### What the task requires
All lines featuring the string "title" are to be listed.
++++ Source records
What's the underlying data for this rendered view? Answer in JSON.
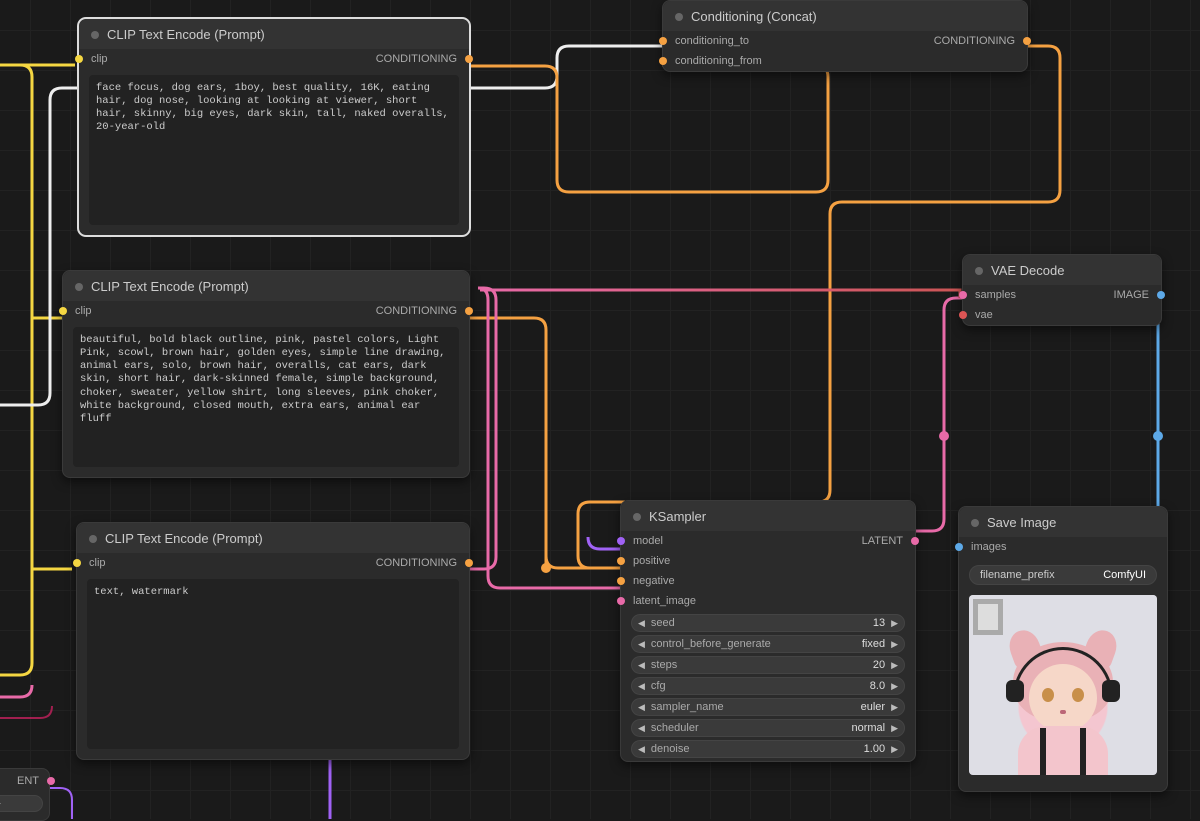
{
  "nodes": {
    "clip1": {
      "title": "CLIP Text Encode (Prompt)",
      "input_label": "clip",
      "output_label": "CONDITIONING",
      "text": "face focus, dog ears, 1boy, best quality, 16K, eating hair, dog nose, looking at looking at viewer, short hair, skinny, big eyes, dark skin, tall, naked overalls, 20-year-old"
    },
    "clip2": {
      "title": "CLIP Text Encode (Prompt)",
      "input_label": "clip",
      "output_label": "CONDITIONING",
      "text": "beautiful, bold black outline, pink, pastel colors, Light Pink, scowl, brown hair, golden eyes, simple line drawing, animal ears, solo, brown hair, overalls, cat ears, dark skin, short hair, dark-skinned female, simple background, choker, sweater, yellow shirt, long sleeves, pink choker, white background, closed mouth, extra ears, animal ear fluff"
    },
    "clip3": {
      "title": "CLIP Text Encode (Prompt)",
      "input_label": "clip",
      "output_label": "CONDITIONING",
      "text": "text, watermark"
    },
    "concat": {
      "title": "Conditioning (Concat)",
      "in1": "conditioning_to",
      "in2": "conditioning_from",
      "out": "CONDITIONING"
    },
    "ksampler": {
      "title": "KSampler",
      "in_model": "model",
      "in_positive": "positive",
      "in_negative": "negative",
      "in_latent": "latent_image",
      "out": "LATENT",
      "params": [
        {
          "name": "seed",
          "value": "13"
        },
        {
          "name": "control_before_generate",
          "value": "fixed"
        },
        {
          "name": "steps",
          "value": "20"
        },
        {
          "name": "cfg",
          "value": "8.0"
        },
        {
          "name": "sampler_name",
          "value": "euler"
        },
        {
          "name": "scheduler",
          "value": "normal"
        },
        {
          "name": "denoise",
          "value": "1.00"
        }
      ]
    },
    "vae": {
      "title": "VAE Decode",
      "in_samples": "samples",
      "in_vae": "vae",
      "out": "IMAGE"
    },
    "save": {
      "title": "Save Image",
      "in_images": "images",
      "prefix_label": "filename_prefix",
      "prefix_value": "ComfyUI"
    },
    "partial": {
      "out": "ENT"
    }
  }
}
++++++++
### Output of the task
      "title": "CLIP Text Encode (Prompt)",
      "title": "CLIP Text Encode (Prompt)",
      "title": "CLIP Text Encode (Prompt)",
      "title": "Conditioning (Concat)",
      "title": "KSampler",
      "title": "VAE Decode",
      "title": "Save Image",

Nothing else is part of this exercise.